JOB:
For each line of the data below that holds "August", copy the line.

RECORDS TO USE:
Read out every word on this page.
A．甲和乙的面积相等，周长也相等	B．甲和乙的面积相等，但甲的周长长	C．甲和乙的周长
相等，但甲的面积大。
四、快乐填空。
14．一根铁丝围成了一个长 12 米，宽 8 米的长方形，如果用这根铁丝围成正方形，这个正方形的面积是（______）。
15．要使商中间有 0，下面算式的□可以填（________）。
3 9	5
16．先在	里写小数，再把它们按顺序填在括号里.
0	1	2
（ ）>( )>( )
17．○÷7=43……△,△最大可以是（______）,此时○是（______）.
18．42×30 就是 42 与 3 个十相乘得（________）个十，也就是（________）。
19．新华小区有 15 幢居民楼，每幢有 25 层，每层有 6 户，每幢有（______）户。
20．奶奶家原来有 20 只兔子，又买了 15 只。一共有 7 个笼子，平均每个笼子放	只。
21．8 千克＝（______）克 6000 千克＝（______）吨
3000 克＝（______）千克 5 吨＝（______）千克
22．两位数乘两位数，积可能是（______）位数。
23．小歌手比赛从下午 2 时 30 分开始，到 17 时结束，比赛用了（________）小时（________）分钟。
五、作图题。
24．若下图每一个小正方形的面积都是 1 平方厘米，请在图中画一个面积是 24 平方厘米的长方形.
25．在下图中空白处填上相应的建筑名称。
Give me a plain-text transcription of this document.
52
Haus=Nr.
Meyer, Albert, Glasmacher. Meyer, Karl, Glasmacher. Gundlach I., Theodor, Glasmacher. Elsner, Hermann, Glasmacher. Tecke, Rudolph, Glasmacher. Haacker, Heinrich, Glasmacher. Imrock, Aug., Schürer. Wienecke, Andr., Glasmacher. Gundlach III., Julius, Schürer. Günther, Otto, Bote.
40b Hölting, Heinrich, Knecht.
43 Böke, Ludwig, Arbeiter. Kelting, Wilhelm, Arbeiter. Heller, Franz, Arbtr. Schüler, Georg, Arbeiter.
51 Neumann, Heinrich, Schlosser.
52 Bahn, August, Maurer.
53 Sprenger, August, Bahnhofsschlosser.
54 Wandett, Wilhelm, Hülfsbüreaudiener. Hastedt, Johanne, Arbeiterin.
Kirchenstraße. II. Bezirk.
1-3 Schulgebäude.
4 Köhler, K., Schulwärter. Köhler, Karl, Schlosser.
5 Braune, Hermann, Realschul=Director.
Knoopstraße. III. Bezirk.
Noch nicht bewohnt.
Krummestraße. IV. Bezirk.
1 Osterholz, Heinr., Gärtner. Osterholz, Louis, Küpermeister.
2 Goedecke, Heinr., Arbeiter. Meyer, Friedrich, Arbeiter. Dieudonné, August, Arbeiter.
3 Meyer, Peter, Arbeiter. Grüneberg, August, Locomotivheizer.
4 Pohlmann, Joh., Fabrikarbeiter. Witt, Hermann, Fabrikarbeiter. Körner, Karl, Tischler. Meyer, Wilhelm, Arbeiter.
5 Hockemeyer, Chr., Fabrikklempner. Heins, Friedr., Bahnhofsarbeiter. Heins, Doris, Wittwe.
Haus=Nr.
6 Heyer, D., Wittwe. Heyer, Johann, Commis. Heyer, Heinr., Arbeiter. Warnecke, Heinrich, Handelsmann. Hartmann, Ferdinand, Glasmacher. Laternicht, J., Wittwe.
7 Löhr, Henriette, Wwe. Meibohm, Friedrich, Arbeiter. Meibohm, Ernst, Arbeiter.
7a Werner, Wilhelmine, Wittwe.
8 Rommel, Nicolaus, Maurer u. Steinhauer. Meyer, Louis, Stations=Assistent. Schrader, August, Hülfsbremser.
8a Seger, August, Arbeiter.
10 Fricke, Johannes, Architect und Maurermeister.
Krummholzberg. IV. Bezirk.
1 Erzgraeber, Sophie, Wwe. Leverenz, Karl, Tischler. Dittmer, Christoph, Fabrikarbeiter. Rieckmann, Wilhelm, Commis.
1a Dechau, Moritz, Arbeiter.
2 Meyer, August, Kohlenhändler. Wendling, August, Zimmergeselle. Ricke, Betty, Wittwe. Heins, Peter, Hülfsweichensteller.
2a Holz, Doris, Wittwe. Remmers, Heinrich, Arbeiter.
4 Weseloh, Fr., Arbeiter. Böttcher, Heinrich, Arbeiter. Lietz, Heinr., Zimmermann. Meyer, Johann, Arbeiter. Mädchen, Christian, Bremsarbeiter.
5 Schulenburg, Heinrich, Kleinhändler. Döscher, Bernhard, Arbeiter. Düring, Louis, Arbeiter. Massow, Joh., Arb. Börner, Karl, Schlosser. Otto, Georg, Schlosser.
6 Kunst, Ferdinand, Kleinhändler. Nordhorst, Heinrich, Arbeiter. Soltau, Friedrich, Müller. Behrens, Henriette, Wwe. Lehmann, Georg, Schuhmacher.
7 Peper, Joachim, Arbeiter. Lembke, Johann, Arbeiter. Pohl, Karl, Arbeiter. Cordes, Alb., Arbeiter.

TASK SOLUTION:
52 Bahn, August, Maurer.
53 Sprenger, August, Bahnhofsschlosser.
2 Goedecke, Heinr., Arbeiter. Meyer, Friedrich, Arbeiter. Dieudonné, August, Arbeiter.
3 Meyer, Peter, Arbeiter. Grüneberg, August, Locomotivheizer.
8 Rommel, Nicolaus, Maurer u. Steinhauer. Meyer, Louis, Stations=Assistent. Schrader, August, Hülfsbremser.
8a Seger, August, Arbeiter.
2 Meyer, August, Kohlenhändler. Wendling, August, Zimmergeselle. Ricke, Betty, Wittwe. Heins, Peter, Hülfsweichensteller.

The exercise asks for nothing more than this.